* [Goal]:
Extract the whole listing as it stands. Do not include the pictures.
## start Given data
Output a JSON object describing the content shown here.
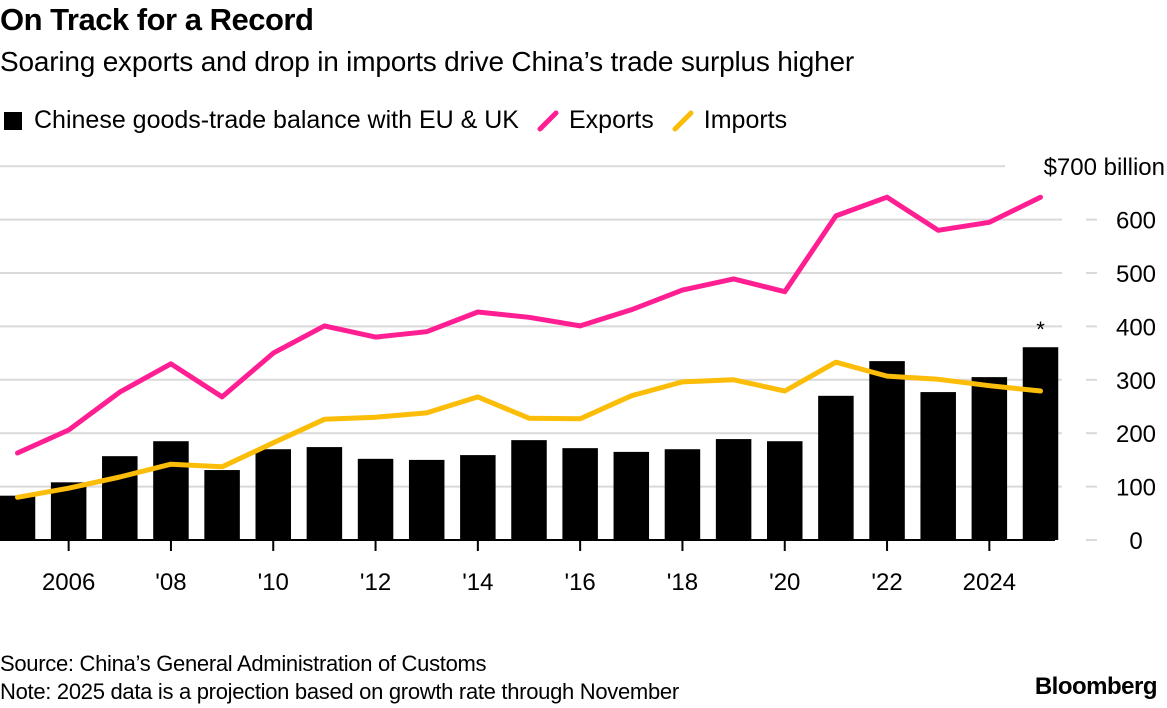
{
  "header": {
    "title": "On Track for a Record",
    "subtitle": "Soaring exports and drop in imports drive China’s trade surplus higher"
  },
  "legend": [
    {
      "label": "Chinese goods-trade balance with EU & UK",
      "type": "bar",
      "color": "#000000"
    },
    {
      "label": "Exports",
      "type": "line",
      "color": "#ff1f93"
    },
    {
      "label": "Imports",
      "type": "line",
      "color": "#fcbd09"
    }
  ],
  "footer": {
    "source": "Source: China’s General Administration of Customs",
    "note": "Note: 2025 data is a projection based on growth rate through November",
    "brand": "Bloomberg"
  },
  "chart_data": {
    "type": "bar",
    "title": "On Track for a Record",
    "subtitle": "Soaring exports and drop in imports drive China’s trade surplus higher",
    "xlabel": "",
    "ylabel": "",
    "y_unit_label": "$700 billion",
    "ylim": [
      0,
      700
    ],
    "y_ticks": [
      0,
      100,
      200,
      300,
      400,
      500,
      600,
      700
    ],
    "y_tick_labels": [
      "0",
      "100",
      "200",
      "300",
      "400",
      "500",
      "600",
      "$700 billion"
    ],
    "grid": true,
    "legend_position": "top-left",
    "x": [
      2005,
      2006,
      2007,
      2008,
      2009,
      2010,
      2011,
      2012,
      2013,
      2014,
      2015,
      2016,
      2017,
      2018,
      2019,
      2020,
      2021,
      2022,
      2023,
      2024,
      2025
    ],
    "x_ticks": [
      2006,
      2008,
      2010,
      2012,
      2014,
      2016,
      2018,
      2020,
      2022,
      2024
    ],
    "x_tick_labels": [
      "2006",
      "'08",
      "'10",
      "'12",
      "'14",
      "'16",
      "'18",
      "'20",
      "'22",
      "2024"
    ],
    "series": [
      {
        "name": "Chinese goods-trade balance with EU & UK",
        "type": "bar",
        "color": "#000000",
        "values": [
          83,
          108,
          157,
          185,
          131,
          170,
          174,
          152,
          150,
          159,
          187,
          172,
          165,
          170,
          189,
          185,
          270,
          335,
          277,
          305,
          361
        ]
      },
      {
        "name": "Exports",
        "type": "line",
        "color": "#ff1f93",
        "values": [
          163,
          206,
          277,
          330,
          268,
          350,
          401,
          380,
          390,
          427,
          417,
          401,
          431,
          468,
          489,
          465,
          607,
          642,
          580,
          595,
          642
        ]
      },
      {
        "name": "Imports",
        "type": "line",
        "color": "#fcbd09",
        "values": [
          80,
          97,
          118,
          142,
          137,
          182,
          226,
          230,
          238,
          268,
          228,
          227,
          270,
          296,
          300,
          279,
          333,
          307,
          301,
          289,
          279
        ]
      }
    ],
    "annotations": [
      {
        "x": 2025,
        "series": "Chinese goods-trade balance with EU & UK",
        "text": "*"
      }
    ]
  }
}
## end Given data
* [The solution]:
Output a JSON object describing the content shown here.
{
  "header": {
    "title": "On Track for a Record",
    "subtitle": "Soaring exports and drop in imports drive China’s trade surplus higher"
  },
  "legend": [
    {
      "label": "Chinese goods-trade balance with EU & UK",
      "type": "bar",
      "color": "#000000"
    },
    {
      "label": "Exports",
      "type": "line",
      "color": "#ff1f93"
    },
    {
      "label": "Imports",
      "type": "line",
      "color": "#fcbd09"
    }
  ],
  "footer": {
    "source": "Source: China’s General Administration of Customs",
    "note": "Note: 2025 data is a projection based on growth rate through November",
    "brand": "Bloomberg"
  },
  "chart_data": {
    "type": "bar",
    "title": "On Track for a Record",
    "subtitle": "Soaring exports and drop in imports drive China’s trade surplus higher",
    "xlabel": "",
    "ylabel": "",
    "y_unit_label": "$700 billion",
    "ylim": [
      0,
      700
    ],
    "y_ticks": [
      0,
      100,
      200,
      300,
      400,
      500,
      600,
      700
    ],
    "y_tick_labels": [
      "0",
      "100",
      "200",
      "300",
      "400",
      "500",
      "600",
      "$700 billion"
    ],
    "grid": true,
    "legend_position": "top-left",
    "x": [
      2005,
      2006,
      2007,
      2008,
      2009,
      2010,
      2011,
      2012,
      2013,
      2014,
      2015,
      2016,
      2017,
      2018,
      2019,
      2020,
      2021,
      2022,
      2023,
      2024,
      2025
    ],
    "x_ticks": [
      2006,
      2008,
      2010,
      2012,
      2014,
      2016,
      2018,
      2020,
      2022,
      2024
    ],
    "x_tick_labels": [
      "2006",
      "'08",
      "'10",
      "'12",
      "'14",
      "'16",
      "'18",
      "'20",
      "'22",
      "2024"
    ],
    "series": [
      {
        "name": "Chinese goods-trade balance with EU & UK",
        "type": "bar",
        "color": "#000000",
        "values": [
          83,
          108,
          157,
          185,
          131,
          170,
          174,
          152,
          150,
          159,
          187,
          172,
          165,
          170,
          189,
          185,
          270,
          335,
          277,
          305,
          361
        ]
      },
      {
        "name": "Exports",
        "type": "line",
        "color": "#ff1f93",
        "values": [
          163,
          206,
          277,
          330,
          268,
          350,
          401,
          380,
          390,
          427,
          417,
          401,
          431,
          468,
          489,
          465,
          607,
          642,
          580,
          595,
          642
        ]
      },
      {
        "name": "Imports",
        "type": "line",
        "color": "#fcbd09",
        "values": [
          80,
          97,
          118,
          142,
          137,
          182,
          226,
          230,
          238,
          268,
          228,
          227,
          270,
          296,
          300,
          279,
          333,
          307,
          301,
          289,
          279
        ]
      }
    ],
    "annotations": [
      {
        "x": 2025,
        "series": "Chinese goods-trade balance with EU & UK",
        "text": "*"
      }
    ]
  }
}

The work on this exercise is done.